**Short exercise:**
Read the lines below. Copy out any that hold the string "направлении".

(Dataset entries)
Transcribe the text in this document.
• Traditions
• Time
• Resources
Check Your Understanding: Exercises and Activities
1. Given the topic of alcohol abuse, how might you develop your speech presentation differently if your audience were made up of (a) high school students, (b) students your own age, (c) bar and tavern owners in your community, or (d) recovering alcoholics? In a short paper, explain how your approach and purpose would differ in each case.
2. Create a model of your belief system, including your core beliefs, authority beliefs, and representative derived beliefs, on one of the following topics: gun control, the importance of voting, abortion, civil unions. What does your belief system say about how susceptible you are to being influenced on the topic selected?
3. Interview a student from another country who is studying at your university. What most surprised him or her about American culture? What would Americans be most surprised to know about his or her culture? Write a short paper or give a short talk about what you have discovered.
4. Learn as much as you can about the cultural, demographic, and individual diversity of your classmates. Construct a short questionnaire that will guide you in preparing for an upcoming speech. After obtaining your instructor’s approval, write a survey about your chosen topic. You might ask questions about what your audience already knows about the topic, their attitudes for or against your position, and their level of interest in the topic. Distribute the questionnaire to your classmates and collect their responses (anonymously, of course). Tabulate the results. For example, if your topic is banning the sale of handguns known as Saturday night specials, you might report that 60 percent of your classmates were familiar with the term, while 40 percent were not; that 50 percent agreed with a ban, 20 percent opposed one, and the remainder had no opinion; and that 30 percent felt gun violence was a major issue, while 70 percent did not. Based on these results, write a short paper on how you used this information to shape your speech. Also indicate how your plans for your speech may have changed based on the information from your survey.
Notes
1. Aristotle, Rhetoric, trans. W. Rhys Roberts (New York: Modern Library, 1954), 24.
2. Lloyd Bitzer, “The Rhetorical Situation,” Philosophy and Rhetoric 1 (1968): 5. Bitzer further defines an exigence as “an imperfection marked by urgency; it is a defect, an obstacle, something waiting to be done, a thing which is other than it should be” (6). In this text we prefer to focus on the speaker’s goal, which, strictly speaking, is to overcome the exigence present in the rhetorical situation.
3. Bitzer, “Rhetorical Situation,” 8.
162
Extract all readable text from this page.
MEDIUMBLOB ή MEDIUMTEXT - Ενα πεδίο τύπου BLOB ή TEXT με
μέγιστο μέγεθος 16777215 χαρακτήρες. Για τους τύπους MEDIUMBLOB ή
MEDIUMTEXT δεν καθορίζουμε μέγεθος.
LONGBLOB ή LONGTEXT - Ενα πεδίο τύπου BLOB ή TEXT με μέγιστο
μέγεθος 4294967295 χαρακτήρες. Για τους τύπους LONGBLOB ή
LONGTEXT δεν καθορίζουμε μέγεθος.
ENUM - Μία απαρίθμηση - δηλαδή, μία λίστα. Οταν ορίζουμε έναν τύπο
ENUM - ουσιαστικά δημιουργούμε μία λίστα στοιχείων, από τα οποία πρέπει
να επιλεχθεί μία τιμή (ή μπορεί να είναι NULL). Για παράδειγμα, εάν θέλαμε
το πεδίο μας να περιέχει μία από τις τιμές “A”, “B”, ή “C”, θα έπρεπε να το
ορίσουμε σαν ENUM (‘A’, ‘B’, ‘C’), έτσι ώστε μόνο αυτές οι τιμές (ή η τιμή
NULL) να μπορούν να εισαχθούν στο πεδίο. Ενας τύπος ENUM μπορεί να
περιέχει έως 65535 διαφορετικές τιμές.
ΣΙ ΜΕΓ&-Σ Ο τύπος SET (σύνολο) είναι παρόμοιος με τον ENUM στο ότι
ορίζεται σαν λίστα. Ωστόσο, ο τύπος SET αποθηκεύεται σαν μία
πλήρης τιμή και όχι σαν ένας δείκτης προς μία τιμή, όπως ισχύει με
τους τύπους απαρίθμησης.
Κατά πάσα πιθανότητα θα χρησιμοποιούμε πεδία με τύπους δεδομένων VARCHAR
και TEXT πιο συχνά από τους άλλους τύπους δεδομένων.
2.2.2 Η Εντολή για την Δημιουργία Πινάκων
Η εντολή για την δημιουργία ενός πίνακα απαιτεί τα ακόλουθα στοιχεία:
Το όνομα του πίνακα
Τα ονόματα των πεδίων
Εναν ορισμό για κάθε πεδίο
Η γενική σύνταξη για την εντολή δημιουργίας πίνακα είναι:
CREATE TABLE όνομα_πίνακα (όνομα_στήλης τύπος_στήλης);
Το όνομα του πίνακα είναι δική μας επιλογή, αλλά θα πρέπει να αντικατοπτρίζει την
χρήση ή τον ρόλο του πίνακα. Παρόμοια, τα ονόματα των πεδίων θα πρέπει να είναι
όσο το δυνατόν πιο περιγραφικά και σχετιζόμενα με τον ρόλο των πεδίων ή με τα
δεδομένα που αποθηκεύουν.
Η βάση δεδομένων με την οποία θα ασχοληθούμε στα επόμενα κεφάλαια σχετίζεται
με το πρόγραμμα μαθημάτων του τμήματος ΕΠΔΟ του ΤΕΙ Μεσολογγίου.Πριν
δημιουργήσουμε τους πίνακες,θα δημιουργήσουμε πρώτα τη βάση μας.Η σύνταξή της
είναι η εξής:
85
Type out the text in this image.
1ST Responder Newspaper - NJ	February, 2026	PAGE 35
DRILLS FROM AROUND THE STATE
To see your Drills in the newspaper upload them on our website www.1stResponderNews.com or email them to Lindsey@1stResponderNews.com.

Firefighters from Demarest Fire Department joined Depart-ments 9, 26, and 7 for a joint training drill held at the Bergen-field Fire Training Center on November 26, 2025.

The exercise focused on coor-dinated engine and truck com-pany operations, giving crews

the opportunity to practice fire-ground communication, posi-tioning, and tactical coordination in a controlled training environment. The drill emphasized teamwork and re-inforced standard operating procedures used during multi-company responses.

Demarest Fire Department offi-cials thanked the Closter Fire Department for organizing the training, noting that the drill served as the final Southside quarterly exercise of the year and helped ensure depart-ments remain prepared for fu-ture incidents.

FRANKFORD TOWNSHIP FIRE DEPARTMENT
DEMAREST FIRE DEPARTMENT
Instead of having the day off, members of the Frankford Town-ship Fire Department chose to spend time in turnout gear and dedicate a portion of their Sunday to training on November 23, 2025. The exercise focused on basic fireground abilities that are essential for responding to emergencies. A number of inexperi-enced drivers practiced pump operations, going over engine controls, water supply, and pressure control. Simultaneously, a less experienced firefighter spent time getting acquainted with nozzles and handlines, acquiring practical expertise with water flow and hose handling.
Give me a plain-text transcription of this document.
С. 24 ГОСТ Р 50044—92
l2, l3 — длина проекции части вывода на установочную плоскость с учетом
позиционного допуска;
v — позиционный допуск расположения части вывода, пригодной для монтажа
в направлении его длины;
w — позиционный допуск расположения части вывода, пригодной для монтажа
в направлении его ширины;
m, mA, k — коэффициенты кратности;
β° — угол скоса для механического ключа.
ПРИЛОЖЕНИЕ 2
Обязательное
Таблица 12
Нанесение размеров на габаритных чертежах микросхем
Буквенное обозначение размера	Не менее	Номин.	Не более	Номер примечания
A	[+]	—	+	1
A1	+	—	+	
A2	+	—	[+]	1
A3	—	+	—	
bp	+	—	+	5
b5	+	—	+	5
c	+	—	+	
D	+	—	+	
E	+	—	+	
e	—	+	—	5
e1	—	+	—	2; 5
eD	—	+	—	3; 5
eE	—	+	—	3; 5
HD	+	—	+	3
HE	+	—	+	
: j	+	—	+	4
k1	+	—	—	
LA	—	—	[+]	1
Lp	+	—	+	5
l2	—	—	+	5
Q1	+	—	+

**Answer to this exercise:**
в направлении его длины;
в направлении его ширины;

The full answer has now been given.